## Directive
Give the listing again exactly, omitting its images.

## Data to use

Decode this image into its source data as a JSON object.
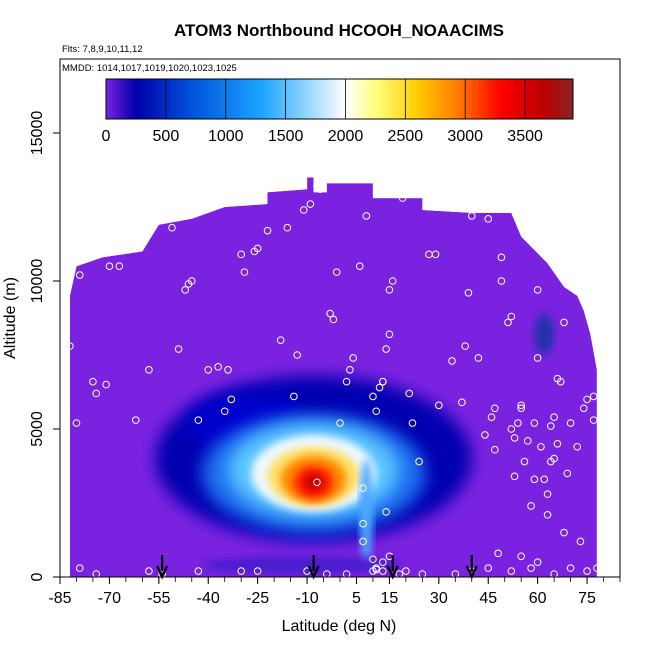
{
  "chart_data": {
    "type": "heatmap",
    "title": "ATOM3 Northbound HCOOH_NOAACIMS",
    "subtitle_flights": "Flts: 7,8,9,10,11,12",
    "subtitle_dates": "MMDD: 1014,1017,1019,1020,1023,1025",
    "xlabel": "Latitude (deg N)",
    "ylabel": "Altitude (m)",
    "xlim": [
      -85,
      85
    ],
    "ylim": [
      0,
      17500
    ],
    "xticks": [
      "-85",
      "-70",
      "-55",
      "-40",
      "-25",
      "-10",
      "5",
      "15",
      "30",
      "45",
      "60",
      "75"
    ],
    "xtick_values": [
      -85,
      -70,
      -55,
      -40,
      -25,
      -10,
      5,
      15,
      30,
      45,
      60,
      75
    ],
    "yticks": [
      "0",
      "5000",
      "10000",
      "15000"
    ],
    "ytick_values": [
      0,
      5000,
      10000,
      15000
    ],
    "colorbar": {
      "range": [
        0,
        3900
      ],
      "tick_labels": [
        "0",
        "500",
        "1000",
        "1500",
        "2000",
        "2500",
        "3000",
        "3500"
      ],
      "tick_values": [
        0,
        500,
        1000,
        1500,
        2000,
        2500,
        3000,
        3500
      ],
      "colors": [
        "#7a22e0",
        "#0000aa",
        "#0050d8",
        "#1aa4ff",
        "#ffffff",
        "#ffff80",
        "#ffcc00",
        "#ff7700",
        "#ff0000",
        "#bb0000",
        "#8b2222"
      ],
      "stops": [
        0,
        250,
        700,
        1300,
        2000,
        2250,
        2600,
        2950,
        3300,
        3650,
        3900
      ]
    },
    "boundary": [
      [
        -82,
        0
      ],
      [
        -82,
        9500
      ],
      [
        -80,
        10500
      ],
      [
        -72,
        10800
      ],
      [
        -60,
        11000
      ],
      [
        -55,
        11900
      ],
      [
        -45,
        12100
      ],
      [
        -35,
        12500
      ],
      [
        -22,
        12600
      ],
      [
        -22,
        13000
      ],
      [
        -10,
        13100
      ],
      [
        -10,
        13500
      ],
      [
        -8,
        13500
      ],
      [
        -8,
        13000
      ],
      [
        -4,
        13000
      ],
      [
        -4,
        13300
      ],
      [
        10,
        13300
      ],
      [
        10,
        12800
      ],
      [
        25,
        12800
      ],
      [
        25,
        12400
      ],
      [
        40,
        12300
      ],
      [
        52,
        12300
      ],
      [
        55,
        11500
      ],
      [
        63,
        10600
      ],
      [
        68,
        9800
      ],
      [
        72,
        9500
      ],
      [
        74,
        9000
      ],
      [
        76,
        8200
      ],
      [
        78,
        7000
      ],
      [
        78,
        0
      ]
    ],
    "sample_points": [
      [
        -79,
        10200
      ],
      [
        -82,
        7800
      ],
      [
        -80,
        5200
      ],
      [
        -75,
        6600
      ],
      [
        -74,
        6200
      ],
      [
        -71,
        6500
      ],
      [
        -70,
        10500
      ],
      [
        -67,
        10500
      ],
      [
        -62,
        5300
      ],
      [
        -58,
        7000
      ],
      [
        -51,
        11800
      ],
      [
        -49,
        7700
      ],
      [
        -47,
        9700
      ],
      [
        -46,
        9900
      ],
      [
        -45,
        10000
      ],
      [
        -43,
        5300
      ],
      [
        -40,
        7000
      ],
      [
        -37,
        7100
      ],
      [
        -35,
        5600
      ],
      [
        -34,
        7000
      ],
      [
        -33,
        6000
      ],
      [
        -30,
        10900
      ],
      [
        -29,
        10300
      ],
      [
        -26,
        11000
      ],
      [
        -25,
        11100
      ],
      [
        -22,
        11700
      ],
      [
        -18,
        8000
      ],
      [
        -16,
        11800
      ],
      [
        -14,
        6100
      ],
      [
        -13,
        7500
      ],
      [
        -11,
        12400
      ],
      [
        -9,
        12600
      ],
      [
        -7,
        13200
      ],
      [
        -6,
        13100
      ],
      [
        -3,
        8900
      ],
      [
        -2,
        8700
      ],
      [
        -1,
        10300
      ],
      [
        0,
        5200
      ],
      [
        2,
        6600
      ],
      [
        3,
        7000
      ],
      [
        4,
        7400
      ],
      [
        6,
        10500
      ],
      [
        8,
        12200
      ],
      [
        10,
        6100
      ],
      [
        11,
        5600
      ],
      [
        12,
        6400
      ],
      [
        13,
        6600
      ],
      [
        13,
        6600
      ],
      [
        14,
        7700
      ],
      [
        15,
        8200
      ],
      [
        15,
        9700
      ],
      [
        16,
        10000
      ],
      [
        19,
        12800
      ],
      [
        21,
        6200
      ],
      [
        22,
        5200
      ],
      [
        24,
        3900
      ],
      [
        27,
        10900
      ],
      [
        29,
        10900
      ],
      [
        30,
        5800
      ],
      [
        34,
        7300
      ],
      [
        37,
        5900
      ],
      [
        38,
        7800
      ],
      [
        39,
        9600
      ],
      [
        40,
        12200
      ],
      [
        42,
        7400
      ],
      [
        44,
        4800
      ],
      [
        45,
        12100
      ],
      [
        46,
        5400
      ],
      [
        47,
        4300
      ],
      [
        47,
        5700
      ],
      [
        49,
        10000
      ],
      [
        49,
        10800
      ],
      [
        51,
        8600
      ],
      [
        52,
        8800
      ],
      [
        52,
        5000
      ],
      [
        53,
        4700
      ],
      [
        53,
        3400
      ],
      [
        54,
        5200
      ],
      [
        55,
        5700
      ],
      [
        55,
        5800
      ],
      [
        56,
        3900
      ],
      [
        57,
        4600
      ],
      [
        58,
        2400
      ],
      [
        59,
        5200
      ],
      [
        59,
        3300
      ],
      [
        60,
        7400
      ],
      [
        60,
        9700
      ],
      [
        61,
        4400
      ],
      [
        62,
        3300
      ],
      [
        63,
        2100
      ],
      [
        63,
        2800
      ],
      [
        64,
        3900
      ],
      [
        64,
        5100
      ],
      [
        65,
        5400
      ],
      [
        65,
        4000
      ],
      [
        66,
        6700
      ],
      [
        66,
        4500
      ],
      [
        67,
        6600
      ],
      [
        68,
        8600
      ],
      [
        68,
        1500
      ],
      [
        69,
        3500
      ],
      [
        70,
        5200
      ],
      [
        72,
        4400
      ],
      [
        73,
        1200
      ],
      [
        74,
        5700
      ],
      [
        75,
        6000
      ],
      [
        77,
        6100
      ],
      [
        77,
        5300
      ],
      [
        78,
        7800
      ],
      [
        78,
        8800
      ],
      [
        -79,
        300
      ],
      [
        -74,
        100
      ],
      [
        -58,
        200
      ],
      [
        -54,
        100
      ],
      [
        -43,
        200
      ],
      [
        -30,
        200
      ],
      [
        -25,
        200
      ],
      [
        -10,
        200
      ],
      [
        -4,
        100
      ],
      [
        2,
        100
      ],
      [
        7,
        1800
      ],
      [
        7,
        1200
      ],
      [
        10,
        600
      ],
      [
        10,
        200
      ],
      [
        11,
        300
      ],
      [
        11,
        250
      ],
      [
        13,
        200
      ],
      [
        13,
        500
      ],
      [
        15,
        700
      ],
      [
        18,
        100
      ],
      [
        20,
        200
      ],
      [
        25,
        100
      ],
      [
        35,
        100
      ],
      [
        40,
        200
      ],
      [
        45,
        300
      ],
      [
        48,
        800
      ],
      [
        52,
        200
      ],
      [
        55,
        700
      ],
      [
        58,
        300
      ],
      [
        60,
        500
      ],
      [
        65,
        100
      ],
      [
        70,
        300
      ],
      [
        75,
        200
      ],
      [
        78,
        300
      ],
      [
        7,
        3000
      ],
      [
        14,
        2200
      ],
      [
        -7,
        3200
      ]
    ],
    "arrows_at_latitude": [
      -54,
      -8,
      16,
      40
    ]
  }
}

## Result of this exercise
Decode this image into its source data as a JSON object.
{
  "chart_data": {
    "type": "heatmap",
    "title": "ATOM3 Northbound HCOOH_NOAACIMS",
    "subtitle_flights": "Flts: 7,8,9,10,11,12",
    "subtitle_dates": "MMDD: 1014,1017,1019,1020,1023,1025",
    "xlabel": "Latitude (deg N)",
    "ylabel": "Altitude (m)",
    "xlim": [
      -85,
      85
    ],
    "ylim": [
      0,
      17500
    ],
    "xticks": [
      "-85",
      "-70",
      "-55",
      "-40",
      "-25",
      "-10",
      "5",
      "15",
      "30",
      "45",
      "60",
      "75"
    ],
    "xtick_values": [
      -85,
      -70,
      -55,
      -40,
      -25,
      -10,
      5,
      15,
      30,
      45,
      60,
      75
    ],
    "yticks": [
      "0",
      "5000",
      "10000",
      "15000"
    ],
    "ytick_values": [
      0,
      5000,
      10000,
      15000
    ],
    "colorbar": {
      "range": [
        0,
        3900
      ],
      "tick_labels": [
        "0",
        "500",
        "1000",
        "1500",
        "2000",
        "2500",
        "3000",
        "3500"
      ],
      "tick_values": [
        0,
        500,
        1000,
        1500,
        2000,
        2500,
        3000,
        3500
      ],
      "colors": [
        "#7a22e0",
        "#0000aa",
        "#0050d8",
        "#1aa4ff",
        "#ffffff",
        "#ffff80",
        "#ffcc00",
        "#ff7700",
        "#ff0000",
        "#bb0000",
        "#8b2222"
      ],
      "stops": [
        0,
        250,
        700,
        1300,
        2000,
        2250,
        2600,
        2950,
        3300,
        3650,
        3900
      ]
    },
    "boundary": [
      [
        -82,
        0
      ],
      [
        -82,
        9500
      ],
      [
        -80,
        10500
      ],
      [
        -72,
        10800
      ],
      [
        -60,
        11000
      ],
      [
        -55,
        11900
      ],
      [
        -45,
        12100
      ],
      [
        -35,
        12500
      ],
      [
        -22,
        12600
      ],
      [
        -22,
        13000
      ],
      [
        -10,
        13100
      ],
      [
        -10,
        13500
      ],
      [
        -8,
        13500
      ],
      [
        -8,
        13000
      ],
      [
        -4,
        13000
      ],
      [
        -4,
        13300
      ],
      [
        10,
        13300
      ],
      [
        10,
        12800
      ],
      [
        25,
        12800
      ],
      [
        25,
        12400
      ],
      [
        40,
        12300
      ],
      [
        52,
        12300
      ],
      [
        55,
        11500
      ],
      [
        63,
        10600
      ],
      [
        68,
        9800
      ],
      [
        72,
        9500
      ],
      [
        74,
        9000
      ],
      [
        76,
        8200
      ],
      [
        78,
        7000
      ],
      [
        78,
        0
      ]
    ],
    "sample_points": [
      [
        -79,
        10200
      ],
      [
        -82,
        7800
      ],
      [
        -80,
        5200
      ],
      [
        -75,
        6600
      ],
      [
        -74,
        6200
      ],
      [
        -71,
        6500
      ],
      [
        -70,
        10500
      ],
      [
        -67,
        10500
      ],
      [
        -62,
        5300
      ],
      [
        -58,
        7000
      ],
      [
        -51,
        11800
      ],
      [
        -49,
        7700
      ],
      [
        -47,
        9700
      ],
      [
        -46,
        9900
      ],
      [
        -45,
        10000
      ],
      [
        -43,
        5300
      ],
      [
        -40,
        7000
      ],
      [
        -37,
        7100
      ],
      [
        -35,
        5600
      ],
      [
        -34,
        7000
      ],
      [
        -33,
        6000
      ],
      [
        -30,
        10900
      ],
      [
        -29,
        10300
      ],
      [
        -26,
        11000
      ],
      [
        -25,
        11100
      ],
      [
        -22,
        11700
      ],
      [
        -18,
        8000
      ],
      [
        -16,
        11800
      ],
      [
        -14,
        6100
      ],
      [
        -13,
        7500
      ],
      [
        -11,
        12400
      ],
      [
        -9,
        12600
      ],
      [
        -7,
        13200
      ],
      [
        -6,
        13100
      ],
      [
        -3,
        8900
      ],
      [
        -2,
        8700
      ],
      [
        -1,
        10300
      ],
      [
        0,
        5200
      ],
      [
        2,
        6600
      ],
      [
        3,
        7000
      ],
      [
        4,
        7400
      ],
      [
        6,
        10500
      ],
      [
        8,
        12200
      ],
      [
        10,
        6100
      ],
      [
        11,
        5600
      ],
      [
        12,
        6400
      ],
      [
        13,
        6600
      ],
      [
        13,
        6600
      ],
      [
        14,
        7700
      ],
      [
        15,
        8200
      ],
      [
        15,
        9700
      ],
      [
        16,
        10000
      ],
      [
        19,
        12800
      ],
      [
        21,
        6200
      ],
      [
        22,
        5200
      ],
      [
        24,
        3900
      ],
      [
        27,
        10900
      ],
      [
        29,
        10900
      ],
      [
        30,
        5800
      ],
      [
        34,
        7300
      ],
      [
        37,
        5900
      ],
      [
        38,
        7800
      ],
      [
        39,
        9600
      ],
      [
        40,
        12200
      ],
      [
        42,
        7400
      ],
      [
        44,
        4800
      ],
      [
        45,
        12100
      ],
      [
        46,
        5400
      ],
      [
        47,
        4300
      ],
      [
        47,
        5700
      ],
      [
        49,
        10000
      ],
      [
        49,
        10800
      ],
      [
        51,
        8600
      ],
      [
        52,
        8800
      ],
      [
        52,
        5000
      ],
      [
        53,
        4700
      ],
      [
        53,
        3400
      ],
      [
        54,
        5200
      ],
      [
        55,
        5700
      ],
      [
        55,
        5800
      ],
      [
        56,
        3900
      ],
      [
        57,
        4600
      ],
      [
        58,
        2400
      ],
      [
        59,
        5200
      ],
      [
        59,
        3300
      ],
      [
        60,
        7400
      ],
      [
        60,
        9700
      ],
      [
        61,
        4400
      ],
      [
        62,
        3300
      ],
      [
        63,
        2100
      ],
      [
        63,
        2800
      ],
      [
        64,
        3900
      ],
      [
        64,
        5100
      ],
      [
        65,
        5400
      ],
      [
        65,
        4000
      ],
      [
        66,
        6700
      ],
      [
        66,
        4500
      ],
      [
        67,
        6600
      ],
      [
        68,
        8600
      ],
      [
        68,
        1500
      ],
      [
        69,
        3500
      ],
      [
        70,
        5200
      ],
      [
        72,
        4400
      ],
      [
        73,
        1200
      ],
      [
        74,
        5700
      ],
      [
        75,
        6000
      ],
      [
        77,
        6100
      ],
      [
        77,
        5300
      ],
      [
        78,
        7800
      ],
      [
        78,
        8800
      ],
      [
        -79,
        300
      ],
      [
        -74,
        100
      ],
      [
        -58,
        200
      ],
      [
        -54,
        100
      ],
      [
        -43,
        200
      ],
      [
        -30,
        200
      ],
      [
        -25,
        200
      ],
      [
        -10,
        200
      ],
      [
        -4,
        100
      ],
      [
        2,
        100
      ],
      [
        7,
        1800
      ],
      [
        7,
        1200
      ],
      [
        10,
        600
      ],
      [
        10,
        200
      ],
      [
        11,
        300
      ],
      [
        11,
        250
      ],
      [
        13,
        200
      ],
      [
        13,
        500
      ],
      [
        15,
        700
      ],
      [
        18,
        100
      ],
      [
        20,
        200
      ],
      [
        25,
        100
      ],
      [
        35,
        100
      ],
      [
        40,
        200
      ],
      [
        45,
        300
      ],
      [
        48,
        800
      ],
      [
        52,
        200
      ],
      [
        55,
        700
      ],
      [
        58,
        300
      ],
      [
        60,
        500
      ],
      [
        65,
        100
      ],
      [
        70,
        300
      ],
      [
        75,
        200
      ],
      [
        78,
        300
      ],
      [
        7,
        3000
      ],
      [
        14,
        2200
      ],
      [
        -7,
        3200
      ]
    ],
    "arrows_at_latitude": [
      -54,
      -8,
      16,
      40
    ]
  }
}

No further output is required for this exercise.